Which lines have the string "размеры"? Copy all of them from the entries below.

▶ [RECORDS SUPPLIED]:
Start

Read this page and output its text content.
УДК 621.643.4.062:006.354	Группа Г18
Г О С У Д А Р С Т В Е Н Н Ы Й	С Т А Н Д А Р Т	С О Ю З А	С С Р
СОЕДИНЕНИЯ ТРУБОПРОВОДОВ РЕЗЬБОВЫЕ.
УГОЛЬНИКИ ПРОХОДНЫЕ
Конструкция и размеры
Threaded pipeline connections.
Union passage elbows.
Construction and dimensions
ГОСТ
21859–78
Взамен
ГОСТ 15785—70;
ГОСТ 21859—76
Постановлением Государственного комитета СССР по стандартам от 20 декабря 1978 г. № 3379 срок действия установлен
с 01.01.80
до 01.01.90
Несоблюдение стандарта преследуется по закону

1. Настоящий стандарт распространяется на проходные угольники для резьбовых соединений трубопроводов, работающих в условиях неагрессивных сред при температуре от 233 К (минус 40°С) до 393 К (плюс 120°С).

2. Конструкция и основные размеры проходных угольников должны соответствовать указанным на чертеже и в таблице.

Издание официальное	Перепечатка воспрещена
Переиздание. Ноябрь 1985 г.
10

End

▶ [TASK OUTPUT]:
Конструкция и размеры
2. Конструкция и основные размеры проходных угольников должны соответствовать указанным на чертеже и в таблице.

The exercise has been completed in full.